Required work: Among the lines below, how many carry the string "label"? Reply with a number and nothing else.
*** Material for this exercise Section Begins ***
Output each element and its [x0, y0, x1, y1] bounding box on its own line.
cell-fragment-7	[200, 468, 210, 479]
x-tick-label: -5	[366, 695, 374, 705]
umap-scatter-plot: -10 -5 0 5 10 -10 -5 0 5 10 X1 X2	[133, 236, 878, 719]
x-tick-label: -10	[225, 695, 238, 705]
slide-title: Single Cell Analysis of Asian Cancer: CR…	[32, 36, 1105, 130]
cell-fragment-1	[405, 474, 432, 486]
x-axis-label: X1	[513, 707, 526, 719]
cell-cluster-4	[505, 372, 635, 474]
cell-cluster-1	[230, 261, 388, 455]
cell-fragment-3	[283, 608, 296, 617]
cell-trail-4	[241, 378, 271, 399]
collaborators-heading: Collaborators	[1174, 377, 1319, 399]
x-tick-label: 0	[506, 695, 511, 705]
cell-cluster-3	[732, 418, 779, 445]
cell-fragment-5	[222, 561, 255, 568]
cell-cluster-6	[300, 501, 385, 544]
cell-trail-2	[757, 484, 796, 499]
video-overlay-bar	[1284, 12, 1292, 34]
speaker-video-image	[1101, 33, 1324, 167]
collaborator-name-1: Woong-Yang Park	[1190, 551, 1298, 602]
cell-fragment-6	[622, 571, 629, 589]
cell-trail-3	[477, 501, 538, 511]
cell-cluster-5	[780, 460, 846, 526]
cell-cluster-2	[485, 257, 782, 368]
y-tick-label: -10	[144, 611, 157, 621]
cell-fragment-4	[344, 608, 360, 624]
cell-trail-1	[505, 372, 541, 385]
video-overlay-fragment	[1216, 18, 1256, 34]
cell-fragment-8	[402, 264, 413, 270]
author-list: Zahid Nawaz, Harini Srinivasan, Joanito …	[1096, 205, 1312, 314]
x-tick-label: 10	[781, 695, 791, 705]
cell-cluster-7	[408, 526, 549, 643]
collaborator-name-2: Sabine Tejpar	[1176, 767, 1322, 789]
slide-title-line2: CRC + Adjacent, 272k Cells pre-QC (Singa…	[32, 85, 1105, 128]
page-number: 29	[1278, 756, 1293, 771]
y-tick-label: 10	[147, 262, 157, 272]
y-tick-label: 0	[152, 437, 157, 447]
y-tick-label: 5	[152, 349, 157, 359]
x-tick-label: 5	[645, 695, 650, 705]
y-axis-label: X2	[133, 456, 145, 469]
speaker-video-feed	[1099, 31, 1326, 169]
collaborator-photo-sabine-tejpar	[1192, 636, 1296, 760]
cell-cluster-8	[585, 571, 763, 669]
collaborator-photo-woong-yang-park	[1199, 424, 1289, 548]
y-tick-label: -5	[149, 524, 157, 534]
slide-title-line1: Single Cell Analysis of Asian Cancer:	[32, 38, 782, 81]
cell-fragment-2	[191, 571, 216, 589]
*** Material for this exercise Section Ends ***
Exercise result: 12